(Task to carry out) Without altering anything, output the material below.

(Listing)
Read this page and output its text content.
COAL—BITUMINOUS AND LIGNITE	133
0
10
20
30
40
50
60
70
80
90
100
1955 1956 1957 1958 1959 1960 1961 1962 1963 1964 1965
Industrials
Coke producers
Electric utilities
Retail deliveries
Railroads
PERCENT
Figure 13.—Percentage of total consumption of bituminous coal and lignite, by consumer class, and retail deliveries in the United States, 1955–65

(Completed task)
Read this page and output its text content.
COAL—BITUMINOUS AND LIGNITE	133
0
10
20
30
40
50
60
70
80
90
100
1955 1956 1957 1958 1959 1960 1961 1962 1963 1964 1965
Industrials
Coke producers
Electric utilities
Retail deliveries
Railroads
PERCENT
Figure 13.—Percentage of total consumption of bituminous coal and lignite, by consumer class, and retail deliveries in the United States, 1955–65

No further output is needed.